Copy each line below that contains "huset".
═════ PROVIDED DATA
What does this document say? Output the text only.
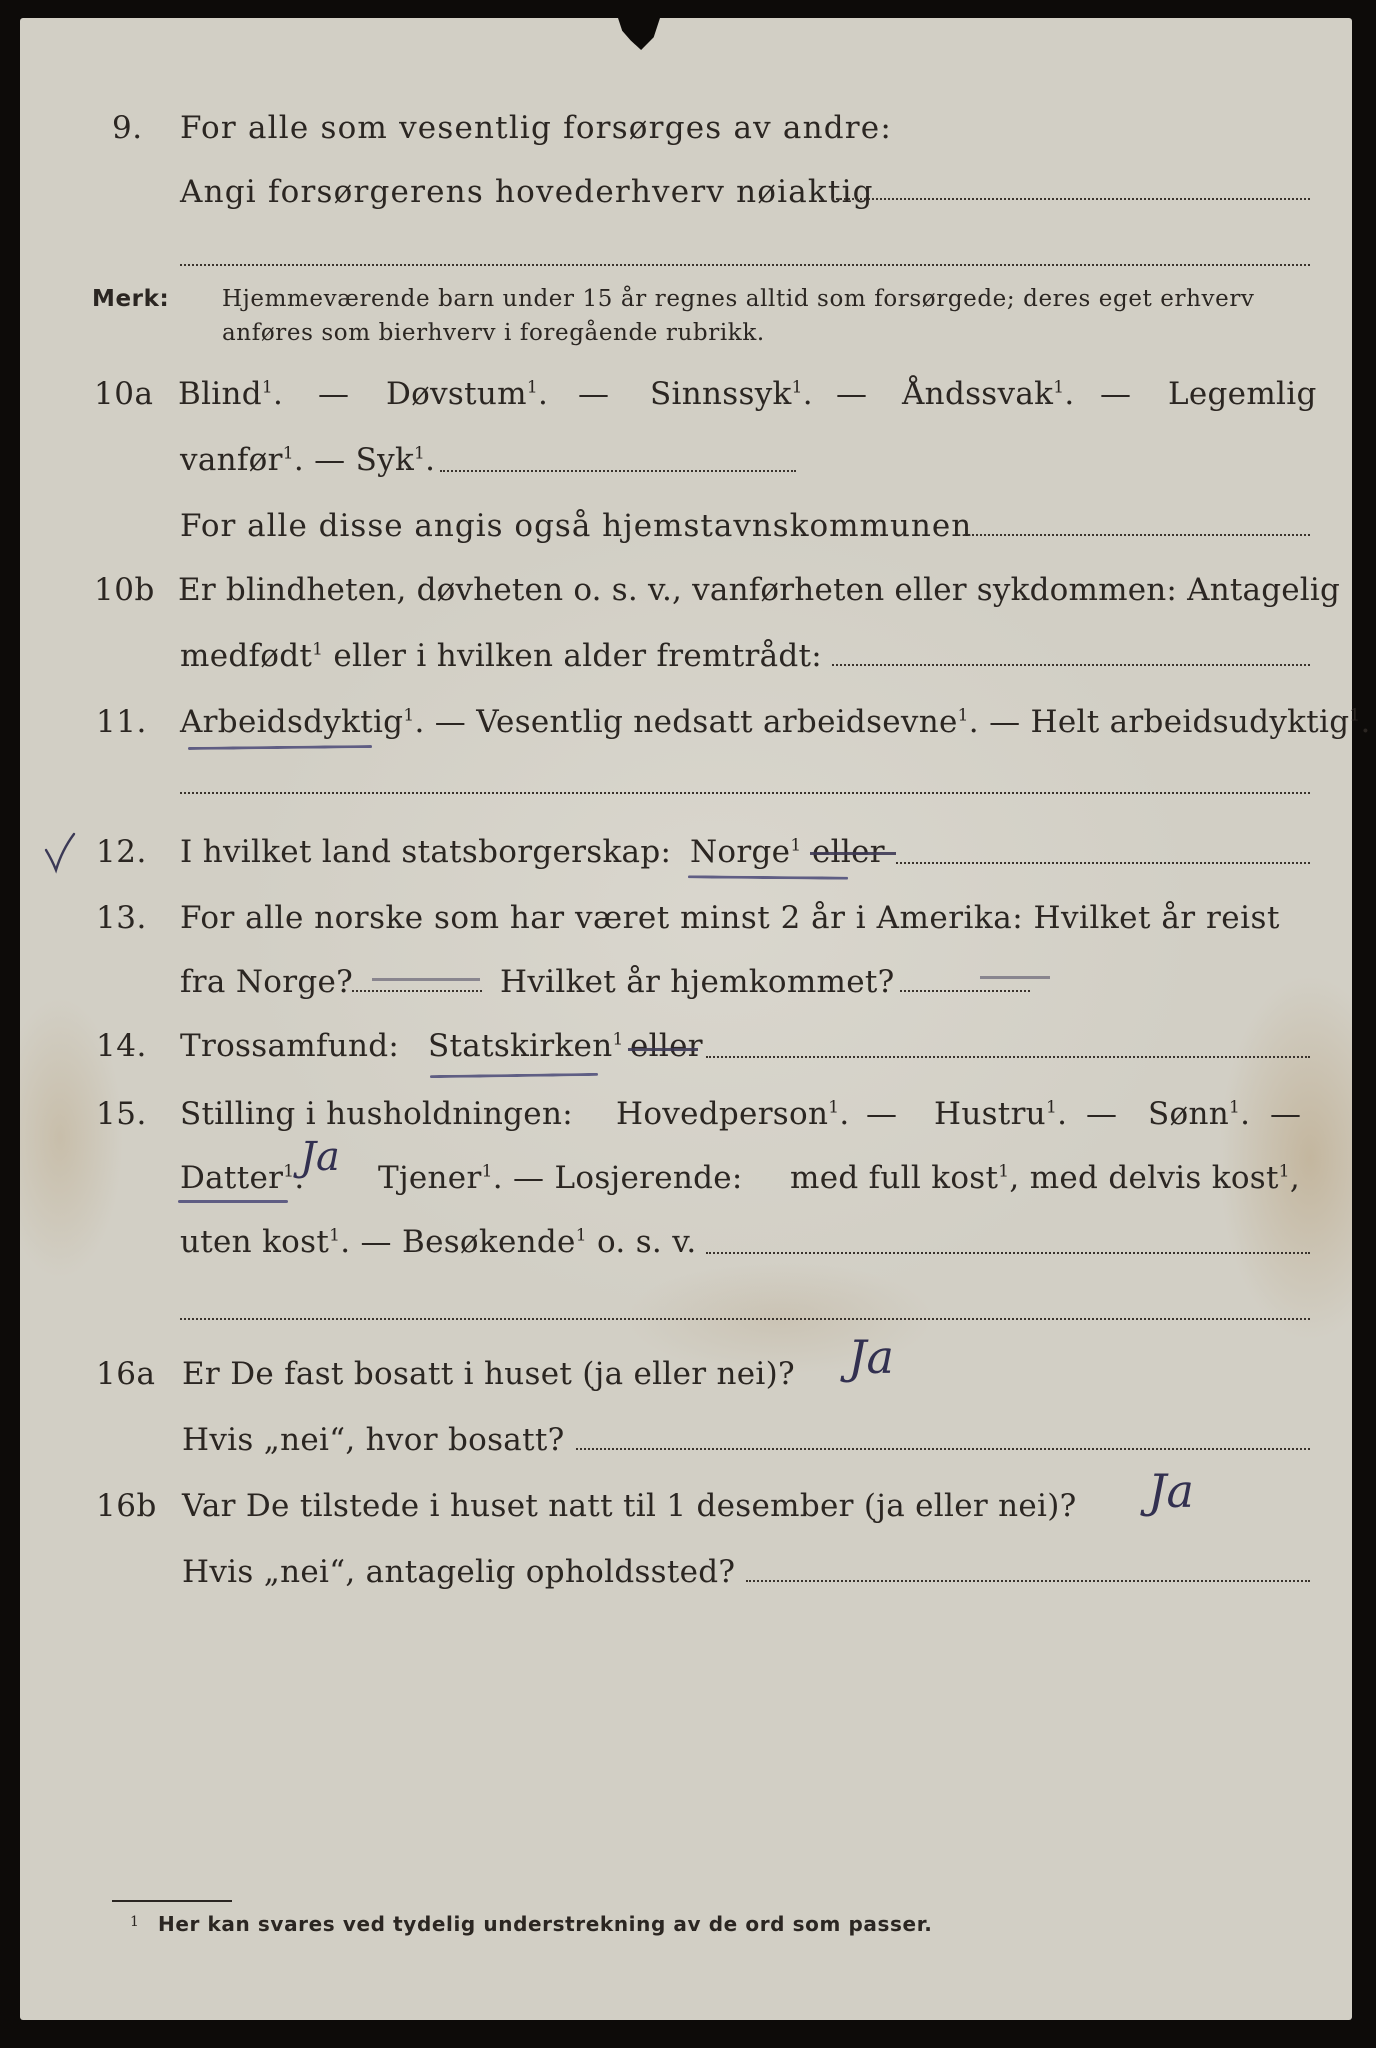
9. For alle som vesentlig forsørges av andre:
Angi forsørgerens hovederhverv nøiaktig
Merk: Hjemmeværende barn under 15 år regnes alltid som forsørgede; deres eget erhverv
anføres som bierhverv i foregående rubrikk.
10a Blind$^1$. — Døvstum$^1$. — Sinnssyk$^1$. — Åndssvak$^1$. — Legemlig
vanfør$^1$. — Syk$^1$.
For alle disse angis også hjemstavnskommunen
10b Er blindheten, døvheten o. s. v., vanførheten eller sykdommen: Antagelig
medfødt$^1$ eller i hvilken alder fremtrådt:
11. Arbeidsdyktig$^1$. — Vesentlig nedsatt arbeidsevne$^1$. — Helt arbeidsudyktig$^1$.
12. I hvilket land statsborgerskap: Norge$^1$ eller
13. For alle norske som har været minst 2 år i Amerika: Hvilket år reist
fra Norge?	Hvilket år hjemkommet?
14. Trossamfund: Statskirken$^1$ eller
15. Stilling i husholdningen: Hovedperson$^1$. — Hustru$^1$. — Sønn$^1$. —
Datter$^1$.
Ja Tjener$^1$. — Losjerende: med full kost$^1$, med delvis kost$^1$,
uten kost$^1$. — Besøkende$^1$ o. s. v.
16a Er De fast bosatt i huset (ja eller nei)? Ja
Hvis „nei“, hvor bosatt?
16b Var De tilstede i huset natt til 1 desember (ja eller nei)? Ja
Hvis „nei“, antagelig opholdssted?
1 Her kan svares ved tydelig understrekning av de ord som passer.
══════════
▶ _FINISHED EXERCISE_:
16a Er De fast bosatt i huset (ja eller nei)? Ja
16b Var De tilstede i huset natt til 1 desember (ja eller nei)? Ja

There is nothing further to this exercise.